==== Data for the task ====

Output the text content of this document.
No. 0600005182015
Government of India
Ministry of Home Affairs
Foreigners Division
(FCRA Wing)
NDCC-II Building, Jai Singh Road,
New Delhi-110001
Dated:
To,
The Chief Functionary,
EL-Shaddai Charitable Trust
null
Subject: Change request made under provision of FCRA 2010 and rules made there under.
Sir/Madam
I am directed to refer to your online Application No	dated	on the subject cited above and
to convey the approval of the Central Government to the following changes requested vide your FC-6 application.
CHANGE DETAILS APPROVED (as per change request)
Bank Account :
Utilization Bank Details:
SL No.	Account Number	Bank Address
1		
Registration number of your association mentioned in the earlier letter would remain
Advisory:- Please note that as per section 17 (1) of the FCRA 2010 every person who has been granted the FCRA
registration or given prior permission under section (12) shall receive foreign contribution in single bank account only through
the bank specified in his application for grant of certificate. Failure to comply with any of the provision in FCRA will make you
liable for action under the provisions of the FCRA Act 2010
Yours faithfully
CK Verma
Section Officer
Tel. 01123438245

====

Given instruction: Give back the whole listing, word for word.

Task output:
Output the text content of this document.
No. 0600005182015
Government of India
Ministry of Home Affairs
Foreigners Division
(FCRA Wing)
NDCC-II Building, Jai Singh Road,
New Delhi-110001
Dated:
To,
The Chief Functionary,
EL-Shaddai Charitable Trust
null
Subject: Change request made under provision of FCRA 2010 and rules made there under.
Sir/Madam
I am directed to refer to your online Application No	dated	on the subject cited above and
to convey the approval of the Central Government to the following changes requested vide your FC-6 application.
CHANGE DETAILS APPROVED (as per change request)
Bank Account :
Utilization Bank Details:
SL No.	Account Number	Bank Address
1		
Registration number of your association mentioned in the earlier letter would remain
Advisory:- Please note that as per section 17 (1) of the FCRA 2010 every person who has been granted the FCRA
registration or given prior permission under section (12) shall receive foreign contribution in single bank account only through
the bank specified in his application for grant of certificate. Failure to comply with any of the provision in FCRA will make you
liable for action under the provisions of the FCRA Act 2010
Yours faithfully
CK Verma
Section Officer
Tel. 01123438245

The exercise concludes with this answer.